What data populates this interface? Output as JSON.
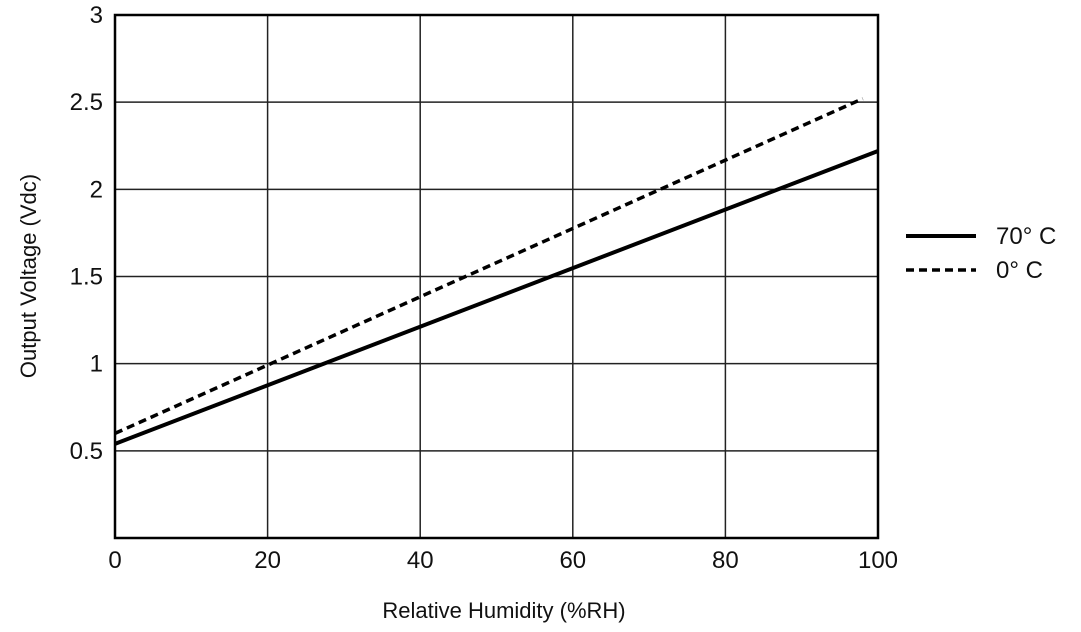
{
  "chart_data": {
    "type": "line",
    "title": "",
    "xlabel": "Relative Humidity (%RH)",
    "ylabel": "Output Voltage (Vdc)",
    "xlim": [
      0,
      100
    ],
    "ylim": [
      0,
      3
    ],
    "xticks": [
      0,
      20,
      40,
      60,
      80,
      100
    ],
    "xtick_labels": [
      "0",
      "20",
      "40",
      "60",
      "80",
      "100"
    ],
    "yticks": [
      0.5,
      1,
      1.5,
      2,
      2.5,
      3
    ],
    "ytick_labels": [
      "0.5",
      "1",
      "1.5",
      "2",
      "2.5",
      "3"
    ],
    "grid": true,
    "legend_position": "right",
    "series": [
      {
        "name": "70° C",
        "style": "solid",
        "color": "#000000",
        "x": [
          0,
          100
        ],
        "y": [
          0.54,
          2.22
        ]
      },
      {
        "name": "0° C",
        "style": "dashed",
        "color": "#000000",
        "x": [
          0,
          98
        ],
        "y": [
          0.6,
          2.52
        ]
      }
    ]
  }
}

○ ○ ○ ○ ○

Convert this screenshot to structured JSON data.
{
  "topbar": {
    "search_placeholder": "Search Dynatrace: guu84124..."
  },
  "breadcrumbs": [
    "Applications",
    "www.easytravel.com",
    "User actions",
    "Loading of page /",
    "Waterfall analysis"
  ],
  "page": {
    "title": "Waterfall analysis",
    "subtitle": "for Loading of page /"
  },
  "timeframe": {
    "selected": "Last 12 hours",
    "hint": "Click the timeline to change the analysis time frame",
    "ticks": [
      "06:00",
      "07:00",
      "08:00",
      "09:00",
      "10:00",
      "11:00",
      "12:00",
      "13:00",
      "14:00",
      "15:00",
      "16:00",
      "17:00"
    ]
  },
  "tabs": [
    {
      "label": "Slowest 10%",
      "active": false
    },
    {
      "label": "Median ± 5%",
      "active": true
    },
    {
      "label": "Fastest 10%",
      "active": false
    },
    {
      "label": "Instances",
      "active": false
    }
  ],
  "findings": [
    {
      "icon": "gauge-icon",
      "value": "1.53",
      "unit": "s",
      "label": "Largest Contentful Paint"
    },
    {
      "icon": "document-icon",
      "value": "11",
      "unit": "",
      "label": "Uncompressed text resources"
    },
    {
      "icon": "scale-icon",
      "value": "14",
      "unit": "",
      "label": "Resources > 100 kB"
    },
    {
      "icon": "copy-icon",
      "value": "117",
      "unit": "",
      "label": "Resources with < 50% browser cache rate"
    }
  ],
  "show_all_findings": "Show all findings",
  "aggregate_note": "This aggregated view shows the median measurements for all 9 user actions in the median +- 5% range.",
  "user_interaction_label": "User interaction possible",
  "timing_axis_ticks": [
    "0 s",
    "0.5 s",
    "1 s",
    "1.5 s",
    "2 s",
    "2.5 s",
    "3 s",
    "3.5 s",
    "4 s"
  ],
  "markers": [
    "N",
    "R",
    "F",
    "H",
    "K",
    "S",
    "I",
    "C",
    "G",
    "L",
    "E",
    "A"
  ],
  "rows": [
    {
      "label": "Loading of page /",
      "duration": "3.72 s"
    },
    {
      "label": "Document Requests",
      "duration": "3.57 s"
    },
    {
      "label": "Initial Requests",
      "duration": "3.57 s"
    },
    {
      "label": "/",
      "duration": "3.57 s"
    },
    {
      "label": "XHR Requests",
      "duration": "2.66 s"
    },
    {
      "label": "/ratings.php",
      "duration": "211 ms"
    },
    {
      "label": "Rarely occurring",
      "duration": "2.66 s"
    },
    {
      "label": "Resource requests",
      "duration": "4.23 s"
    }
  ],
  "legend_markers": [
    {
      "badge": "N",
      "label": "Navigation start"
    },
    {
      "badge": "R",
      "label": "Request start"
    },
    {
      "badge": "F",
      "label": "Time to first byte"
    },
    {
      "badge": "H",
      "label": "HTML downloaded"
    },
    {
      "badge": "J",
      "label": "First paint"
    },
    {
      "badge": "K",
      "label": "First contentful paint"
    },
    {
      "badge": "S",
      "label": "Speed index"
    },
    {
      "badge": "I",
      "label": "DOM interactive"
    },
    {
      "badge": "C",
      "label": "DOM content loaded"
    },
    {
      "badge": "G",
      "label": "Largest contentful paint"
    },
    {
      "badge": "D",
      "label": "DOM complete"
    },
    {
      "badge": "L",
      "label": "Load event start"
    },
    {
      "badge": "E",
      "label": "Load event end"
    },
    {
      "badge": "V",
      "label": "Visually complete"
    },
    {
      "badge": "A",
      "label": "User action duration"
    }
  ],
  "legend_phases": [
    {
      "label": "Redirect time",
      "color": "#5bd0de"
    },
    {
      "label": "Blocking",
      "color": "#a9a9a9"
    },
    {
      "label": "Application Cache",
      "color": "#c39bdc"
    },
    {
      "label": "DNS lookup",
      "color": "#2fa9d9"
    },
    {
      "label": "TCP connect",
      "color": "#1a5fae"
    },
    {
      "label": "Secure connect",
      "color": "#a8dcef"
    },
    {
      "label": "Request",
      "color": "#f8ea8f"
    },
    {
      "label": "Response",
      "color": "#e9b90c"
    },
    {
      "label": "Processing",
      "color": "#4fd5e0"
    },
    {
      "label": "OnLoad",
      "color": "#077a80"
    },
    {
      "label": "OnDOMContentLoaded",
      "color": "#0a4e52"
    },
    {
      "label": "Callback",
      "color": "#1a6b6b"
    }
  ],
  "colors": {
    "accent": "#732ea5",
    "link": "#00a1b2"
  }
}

○ ○ ○ ○ ○

__EXERCISE DETAILS__
Show every line of the records above that contains the word "analysis".

__SOLUTION FOR THIS TASK__
    "Waterfall analysis"
    "title": "Waterfall analysis",
    "hint": "Click the timeline to change the analysis time frame",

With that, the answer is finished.